**Chart and figure data**
>> begin

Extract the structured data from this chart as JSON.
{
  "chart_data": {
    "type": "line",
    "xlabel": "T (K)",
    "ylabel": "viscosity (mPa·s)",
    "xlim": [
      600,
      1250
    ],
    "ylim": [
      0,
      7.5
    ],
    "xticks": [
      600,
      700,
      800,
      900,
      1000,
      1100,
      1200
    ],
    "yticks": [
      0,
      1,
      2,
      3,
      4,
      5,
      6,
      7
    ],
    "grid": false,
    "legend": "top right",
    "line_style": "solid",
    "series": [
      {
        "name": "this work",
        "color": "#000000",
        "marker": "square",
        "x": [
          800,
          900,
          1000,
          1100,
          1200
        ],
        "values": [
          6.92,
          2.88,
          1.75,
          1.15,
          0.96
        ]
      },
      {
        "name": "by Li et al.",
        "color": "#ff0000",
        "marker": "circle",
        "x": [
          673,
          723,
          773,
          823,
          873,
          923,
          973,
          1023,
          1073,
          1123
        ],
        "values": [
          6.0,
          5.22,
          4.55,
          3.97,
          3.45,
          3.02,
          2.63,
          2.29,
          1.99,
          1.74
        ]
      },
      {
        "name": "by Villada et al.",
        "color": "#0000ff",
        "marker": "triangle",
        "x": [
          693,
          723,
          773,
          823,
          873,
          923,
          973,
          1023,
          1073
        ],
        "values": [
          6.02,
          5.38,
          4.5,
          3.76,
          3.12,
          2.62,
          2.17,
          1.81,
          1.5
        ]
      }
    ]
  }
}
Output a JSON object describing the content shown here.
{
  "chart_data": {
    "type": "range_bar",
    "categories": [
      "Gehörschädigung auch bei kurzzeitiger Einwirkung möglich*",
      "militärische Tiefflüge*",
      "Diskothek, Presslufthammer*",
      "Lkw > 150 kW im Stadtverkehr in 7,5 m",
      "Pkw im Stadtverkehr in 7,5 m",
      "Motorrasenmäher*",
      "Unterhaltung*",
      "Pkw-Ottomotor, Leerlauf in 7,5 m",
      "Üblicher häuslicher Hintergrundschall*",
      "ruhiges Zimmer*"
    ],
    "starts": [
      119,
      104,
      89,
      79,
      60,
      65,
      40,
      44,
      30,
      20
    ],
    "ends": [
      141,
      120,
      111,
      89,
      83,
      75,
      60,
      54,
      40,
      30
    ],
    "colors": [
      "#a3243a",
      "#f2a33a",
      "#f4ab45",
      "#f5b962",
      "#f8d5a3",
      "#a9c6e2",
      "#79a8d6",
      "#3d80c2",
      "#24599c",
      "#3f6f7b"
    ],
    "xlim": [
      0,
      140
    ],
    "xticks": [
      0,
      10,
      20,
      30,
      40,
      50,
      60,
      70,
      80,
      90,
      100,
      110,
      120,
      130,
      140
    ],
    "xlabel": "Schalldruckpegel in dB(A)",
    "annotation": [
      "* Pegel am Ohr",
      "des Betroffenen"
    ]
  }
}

>> end

**SHORT TASK**
Transcribe every entry exactly.

**CORRECT RESULT**
Extract the structured data from this chart as JSON.
{
  "chart_data": {
    "type": "line",
    "xlabel": "T (K)",
    "ylabel": "viscosity (mPa·s)",
    "xlim": [
      600,
      1250
    ],
    "ylim": [
      0,
      7.5
    ],
    "xticks": [
      600,
      700,
      800,
      900,
      1000,
      1100,
      1200
    ],
    "yticks": [
      0,
      1,
      2,
      3,
      4,
      5,
      6,
      7
    ],
    "grid": false,
    "legend": "top right",
    "line_style": "solid",
    "series": [
      {
        "name": "this work",
        "color": "#000000",
        "marker": "square",
        "x": [
          800,
          900,
          1000,
          1100,
          1200
        ],
        "values": [
          6.92,
          2.88,
          1.75,
          1.15,
          0.96
        ]
      },
      {
        "name": "by Li et al.",
        "color": "#ff0000",
        "marker": "circle",
        "x": [
          673,
          723,
          773,
          823,
          873,
          923,
          973,
          1023,
          1073,
          1123
        ],
        "values": [
          6.0,
          5.22,
          4.55,
          3.97,
          3.45,
          3.02,
          2.63,
          2.29,
          1.99,
          1.74
        ]
      },
      {
        "name": "by Villada et al.",
        "color": "#0000ff",
        "marker": "triangle",
        "x": [
          693,
          723,
          773,
          823,
          873,
          923,
          973,
          1023,
          1073
        ],
        "values": [
          6.02,
          5.38,
          4.5,
          3.76,
          3.12,
          2.62,
          2.17,
          1.81,
          1.5
        ]
      }
    ]
  }
}
Output a JSON object describing the content shown here.
{
  "chart_data": {
    "type": "range_bar",
    "categories": [
      "Gehörschädigung auch bei kurzzeitiger Einwirkung möglich*",
      "militärische Tiefflüge*",
      "Diskothek, Presslufthammer*",
      "Lkw > 150 kW im Stadtverkehr in 7,5 m",
      "Pkw im Stadtverkehr in 7,5 m",
      "Motorrasenmäher*",
      "Unterhaltung*",
      "Pkw-Ottomotor, Leerlauf in 7,5 m",
      "Üblicher häuslicher Hintergrundschall*",
      "ruhiges Zimmer*"
    ],
    "starts": [
      119,
      104,
      89,
      79,
      60,
      65,
      40,
      44,
      30,
      20
    ],
    "ends": [
      141,
      120,
      111,
      89,
      83,
      75,
      60,
      54,
      40,
      30
    ],
    "colors": [
      "#a3243a",
      "#f2a33a",
      "#f4ab45",
      "#f5b962",
      "#f8d5a3",
      "#a9c6e2",
      "#79a8d6",
      "#3d80c2",
      "#24599c",
      "#3f6f7b"
    ],
    "xlim": [
      0,
      140
    ],
    "xticks": [
      0,
      10,
      20,
      30,
      40,
      50,
      60,
      70,
      80,
      90,
      100,
      110,
      120,
      130,
      140
    ],
    "xlabel": "Schalldruckpegel in dB(A)",
    "annotation": [
      "* Pegel am Ohr",
      "des Betroffenen"
    ]
  }
}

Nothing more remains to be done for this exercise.